Kijkend naar het spoedeisend belang, wordt vastgesteld dat dit uitsluitend financieel is. Verzoekster heeft aangegeven dat zij door de vergunningverlening aan twee concurrenten wekelijks een flinke omzet mis loopt en bovendien het volledig innemen van de scooters ook een flinke kostenpost is. Verzoekster heeft geen bedragen genoemd.
Aannemelijk is dat het per 1 juni 2022 niet langer kunnen exploiteren van deelscooters in Zwolle aanzienlijke financiële gevolgen heeft voor verzoekster maar gesteld nog gebleken is dat verzoekster als gevolg daarvan in de periode van bezwaar in financiële problemen komt. Als op enig moment mocht blijken dat verzoekster recht had op een vergunning vanaf genoemde datum zal dit kunnen leiden tot een schadeclaim bij de gemeente waardoor zij achteraf gecompenseerd kan worden voor de schade. Dit geldt ook voor de ter zitting gestelde marketingschade.
Gelet daarop wordt in beginsel geen reden gezien om het verzoek tot schorsing te honoreren.
Dat zou slechts anders zijn als al op dit moment evident is dat de vergunning (of beter de procedure die tot de vergunning verlening heeft geleid) onrechtmatig is. En die conclusie kan niet worden getrokken.
Het belangrijkste argument van verzoekster is dat zij ten opzichte van haar concurrenten geen eerlijke kans heeft gehad bij het indienen van het verzoek tot het verkrijgen van de vergunning. Onderkend wordt dat het elektronisch indienen van aanvragen in een situatie waarbij in beginsel geldt dat ‘wie het eerst komt, wie het eerst maalt’ problematisch kan zijn. Maar niet gebleken is dat in dit concrete geval het gelijkheidsbeginsel is geschonden. Verzoekster is een professionele exploitant van deelscooters met veel vestigingen in Nederland en daarbuiten. Verzoekster heeft zelf ook meerdere mails tegelijkertijd in laten dienen om zo de kans om bovenaan te komen bij de indienen van het verzoek om vergunning te vergroten en was blijkens de in het bezwaarschrift genoemde uitspraak van rechtbank Oost-Brabant op de hoogte van het gebruik van zogenaamde mailbommen. Niet gebleken is dat verzoekster desondanks technisch en/of financieel niet in staat was om op eenzelfde manier het verzoek in te dienen als haar concurrenten. In die zin is de voorzieningenrechter er niet op voorhand van overtuigd dat er voor verzoekster geen sprake was van gelijke kansen bij de inschrijving en/of dat de voor het aanvragen van de vergunning geldende regels zijn geschonden.
Gelet op het voorgaande en ook met het oog op de belangen van de derde partijen om hun vergunningen te kunnen gaan gebruiken, kom ik tot een afwijzing van het verzoek.
4. Voor een proceskostenveroordeling bestaat geen aanleiding.
Deze uitspraak is gedaan door mr. J.H.M. Hesseling, voorzieningenrechter, in aanwezigheid van R.K. Witteveen, griffier. De beslissing is in het openbaar uitgesproken op
griffier rechter
Afschrift verzonden aan partijen op:

Rechtsmiddel

Tegen deze uitspraak staat geen rechtsmiddel open.

• • • • •

Opdrachten:
- a) Beantwoord met behulp van de brontekst de volgende vragen, elk op een eigen regel:
(i) Vanaf welke datum kan verzoekster geen deelscooters meer exploiteren in Zwolle?
(ii) Welke rechtbank wordt genoemd in verband met het gebruik van mailbommen?
(iii) Wie was als griffier aanwezig bij de uitspraak?
- b) Schrijf alstublieft uit de brontekst letterlijk alles over van "Aannemelijk is dat" tot en met "schorsing te honoreren.".
Het materiaal komt uit een andere bron dan de brontekst.

• • • • •

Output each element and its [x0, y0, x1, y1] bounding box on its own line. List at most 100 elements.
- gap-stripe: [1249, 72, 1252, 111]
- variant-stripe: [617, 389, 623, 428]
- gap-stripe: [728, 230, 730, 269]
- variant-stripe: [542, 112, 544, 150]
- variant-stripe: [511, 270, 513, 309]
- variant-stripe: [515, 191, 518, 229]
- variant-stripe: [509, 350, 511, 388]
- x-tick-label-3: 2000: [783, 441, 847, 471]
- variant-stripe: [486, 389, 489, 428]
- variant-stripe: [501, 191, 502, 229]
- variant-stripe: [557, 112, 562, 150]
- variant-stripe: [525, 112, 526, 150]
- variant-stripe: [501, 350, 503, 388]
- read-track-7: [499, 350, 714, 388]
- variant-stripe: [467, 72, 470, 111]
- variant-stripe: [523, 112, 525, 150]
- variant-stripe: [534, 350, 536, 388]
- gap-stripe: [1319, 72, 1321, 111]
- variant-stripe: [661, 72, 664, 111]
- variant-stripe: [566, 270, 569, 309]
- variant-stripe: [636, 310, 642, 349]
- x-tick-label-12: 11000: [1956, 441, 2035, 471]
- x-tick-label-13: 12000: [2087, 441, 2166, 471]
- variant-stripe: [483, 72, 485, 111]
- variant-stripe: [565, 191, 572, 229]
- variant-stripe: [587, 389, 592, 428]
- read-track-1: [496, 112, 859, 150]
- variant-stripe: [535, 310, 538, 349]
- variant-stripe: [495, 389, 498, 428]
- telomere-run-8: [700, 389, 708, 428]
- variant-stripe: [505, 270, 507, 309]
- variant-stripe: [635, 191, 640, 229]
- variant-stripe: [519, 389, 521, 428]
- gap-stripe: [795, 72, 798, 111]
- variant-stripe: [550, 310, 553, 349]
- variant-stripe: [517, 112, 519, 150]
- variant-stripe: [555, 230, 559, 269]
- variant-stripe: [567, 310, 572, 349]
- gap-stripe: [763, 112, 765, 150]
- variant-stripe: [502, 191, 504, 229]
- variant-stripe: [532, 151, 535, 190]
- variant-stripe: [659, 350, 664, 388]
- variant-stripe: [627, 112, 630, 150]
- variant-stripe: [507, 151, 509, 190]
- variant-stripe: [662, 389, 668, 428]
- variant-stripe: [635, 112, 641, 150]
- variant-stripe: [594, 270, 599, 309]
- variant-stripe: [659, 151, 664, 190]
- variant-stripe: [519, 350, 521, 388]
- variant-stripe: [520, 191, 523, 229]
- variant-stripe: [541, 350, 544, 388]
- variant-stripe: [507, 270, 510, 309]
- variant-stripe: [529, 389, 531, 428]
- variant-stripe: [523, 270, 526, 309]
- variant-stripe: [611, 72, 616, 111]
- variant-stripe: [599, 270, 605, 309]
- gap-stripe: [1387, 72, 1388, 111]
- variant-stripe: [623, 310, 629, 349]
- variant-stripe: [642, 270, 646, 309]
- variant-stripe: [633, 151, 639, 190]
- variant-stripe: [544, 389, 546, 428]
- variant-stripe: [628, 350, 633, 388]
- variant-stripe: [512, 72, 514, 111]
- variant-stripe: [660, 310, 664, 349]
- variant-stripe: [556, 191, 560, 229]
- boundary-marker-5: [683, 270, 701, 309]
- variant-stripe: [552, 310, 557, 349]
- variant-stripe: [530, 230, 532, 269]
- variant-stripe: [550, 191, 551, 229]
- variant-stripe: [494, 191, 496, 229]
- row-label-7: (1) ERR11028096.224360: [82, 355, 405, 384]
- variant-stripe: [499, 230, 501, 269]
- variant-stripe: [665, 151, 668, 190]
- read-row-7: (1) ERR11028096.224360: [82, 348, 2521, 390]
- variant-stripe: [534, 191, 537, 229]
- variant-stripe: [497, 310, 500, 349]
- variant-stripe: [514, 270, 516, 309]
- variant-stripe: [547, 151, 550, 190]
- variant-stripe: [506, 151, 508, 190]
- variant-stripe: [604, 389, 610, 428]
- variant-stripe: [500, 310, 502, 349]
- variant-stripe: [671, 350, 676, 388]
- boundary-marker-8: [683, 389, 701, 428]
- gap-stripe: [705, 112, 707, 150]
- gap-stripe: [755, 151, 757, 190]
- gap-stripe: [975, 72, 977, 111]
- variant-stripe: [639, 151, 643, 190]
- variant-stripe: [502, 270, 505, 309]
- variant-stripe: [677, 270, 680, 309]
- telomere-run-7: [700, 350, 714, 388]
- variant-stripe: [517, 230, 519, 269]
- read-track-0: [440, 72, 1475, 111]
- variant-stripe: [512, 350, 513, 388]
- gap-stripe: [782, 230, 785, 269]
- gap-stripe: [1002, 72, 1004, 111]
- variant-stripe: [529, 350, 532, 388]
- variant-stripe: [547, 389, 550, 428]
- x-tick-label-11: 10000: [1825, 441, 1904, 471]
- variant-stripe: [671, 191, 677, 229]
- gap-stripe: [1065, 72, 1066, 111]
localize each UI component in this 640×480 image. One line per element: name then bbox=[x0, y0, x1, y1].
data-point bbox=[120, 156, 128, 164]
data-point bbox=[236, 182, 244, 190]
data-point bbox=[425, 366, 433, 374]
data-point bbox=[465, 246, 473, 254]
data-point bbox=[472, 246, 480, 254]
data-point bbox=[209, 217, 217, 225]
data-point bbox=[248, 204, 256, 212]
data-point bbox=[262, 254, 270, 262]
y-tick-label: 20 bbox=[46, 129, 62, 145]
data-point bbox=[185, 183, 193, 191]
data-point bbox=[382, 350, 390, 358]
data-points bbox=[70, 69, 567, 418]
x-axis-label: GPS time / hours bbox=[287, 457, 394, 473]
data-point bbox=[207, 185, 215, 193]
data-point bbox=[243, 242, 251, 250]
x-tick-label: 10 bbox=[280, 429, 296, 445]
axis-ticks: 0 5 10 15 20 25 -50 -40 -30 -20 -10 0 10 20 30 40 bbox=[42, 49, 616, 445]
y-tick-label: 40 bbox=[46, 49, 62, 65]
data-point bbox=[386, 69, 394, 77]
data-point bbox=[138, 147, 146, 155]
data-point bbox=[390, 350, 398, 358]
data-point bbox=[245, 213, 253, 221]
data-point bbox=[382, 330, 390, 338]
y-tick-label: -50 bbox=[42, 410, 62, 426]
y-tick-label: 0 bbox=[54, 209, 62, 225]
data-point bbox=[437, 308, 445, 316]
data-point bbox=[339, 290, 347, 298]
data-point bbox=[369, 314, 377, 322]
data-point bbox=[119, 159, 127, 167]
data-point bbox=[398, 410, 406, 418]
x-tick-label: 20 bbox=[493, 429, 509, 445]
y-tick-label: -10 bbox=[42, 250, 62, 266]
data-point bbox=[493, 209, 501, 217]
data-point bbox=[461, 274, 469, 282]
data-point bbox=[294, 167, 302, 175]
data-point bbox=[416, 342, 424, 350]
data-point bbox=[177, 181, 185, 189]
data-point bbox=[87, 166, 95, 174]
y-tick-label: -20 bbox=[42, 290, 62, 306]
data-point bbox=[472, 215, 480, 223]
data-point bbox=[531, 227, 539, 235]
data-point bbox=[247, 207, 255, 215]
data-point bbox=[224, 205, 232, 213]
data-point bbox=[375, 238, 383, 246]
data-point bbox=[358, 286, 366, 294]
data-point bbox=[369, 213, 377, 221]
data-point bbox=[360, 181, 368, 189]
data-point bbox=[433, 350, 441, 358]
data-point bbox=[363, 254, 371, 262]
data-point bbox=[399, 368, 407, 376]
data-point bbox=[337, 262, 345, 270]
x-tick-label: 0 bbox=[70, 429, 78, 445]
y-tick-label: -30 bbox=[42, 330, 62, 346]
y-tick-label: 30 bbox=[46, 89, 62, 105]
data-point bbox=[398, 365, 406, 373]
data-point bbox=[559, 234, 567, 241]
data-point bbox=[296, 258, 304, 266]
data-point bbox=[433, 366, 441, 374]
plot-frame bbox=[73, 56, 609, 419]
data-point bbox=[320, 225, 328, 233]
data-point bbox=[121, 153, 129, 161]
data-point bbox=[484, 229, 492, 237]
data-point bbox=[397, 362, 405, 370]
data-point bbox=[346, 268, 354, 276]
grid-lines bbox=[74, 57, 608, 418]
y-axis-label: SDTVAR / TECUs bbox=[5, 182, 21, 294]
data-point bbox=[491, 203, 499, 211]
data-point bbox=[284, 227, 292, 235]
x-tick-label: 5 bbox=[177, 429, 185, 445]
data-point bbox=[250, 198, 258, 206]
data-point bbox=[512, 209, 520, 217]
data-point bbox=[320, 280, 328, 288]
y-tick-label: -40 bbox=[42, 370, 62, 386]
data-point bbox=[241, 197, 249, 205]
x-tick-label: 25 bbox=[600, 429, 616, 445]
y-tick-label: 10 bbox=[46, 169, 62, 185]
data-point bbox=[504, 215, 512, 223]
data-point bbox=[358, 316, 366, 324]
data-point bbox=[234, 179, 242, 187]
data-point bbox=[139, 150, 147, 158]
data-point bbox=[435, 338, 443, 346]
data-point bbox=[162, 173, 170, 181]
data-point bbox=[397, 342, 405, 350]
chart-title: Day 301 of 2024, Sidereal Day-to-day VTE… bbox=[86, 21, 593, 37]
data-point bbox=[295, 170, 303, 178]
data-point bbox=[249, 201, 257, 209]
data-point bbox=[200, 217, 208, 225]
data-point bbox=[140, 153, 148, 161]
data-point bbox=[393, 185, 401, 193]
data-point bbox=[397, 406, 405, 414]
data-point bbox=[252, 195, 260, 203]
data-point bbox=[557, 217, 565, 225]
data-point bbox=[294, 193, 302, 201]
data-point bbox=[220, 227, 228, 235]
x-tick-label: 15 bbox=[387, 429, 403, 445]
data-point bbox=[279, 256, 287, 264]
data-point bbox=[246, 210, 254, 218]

• • • • •

Gegeven antwoorden:
- a)
(i) 1 juni 2022
(ii) Rechtbank Oost-Brabant
(iii) R.K. Witteveen

- b)
Aannemelijk is dat het per 1 juni 2022 niet langer kunnen exploiteren van deelscooters in Zwolle aanzienlijke financiële gevolgen heeft voor verzoekster maar gesteld nog gebleken is dat verzoekster als gevolg daarvan in de periode van bezwaar in financiële problemen komt. Als op enig moment mocht blijken dat verzoekster recht had op een vergunning vanaf genoemde datum zal dit kunnen leiden tot een schadeclaim bij de gemeente waardoor zij achteraf gecompenseerd kan worden voor de schade. Dit geldt ook voor de ter zitting gestelde marketingschade.
Gelet daarop wordt in beginsel geen reden gezien om het verzoek tot schorsing te honoreren.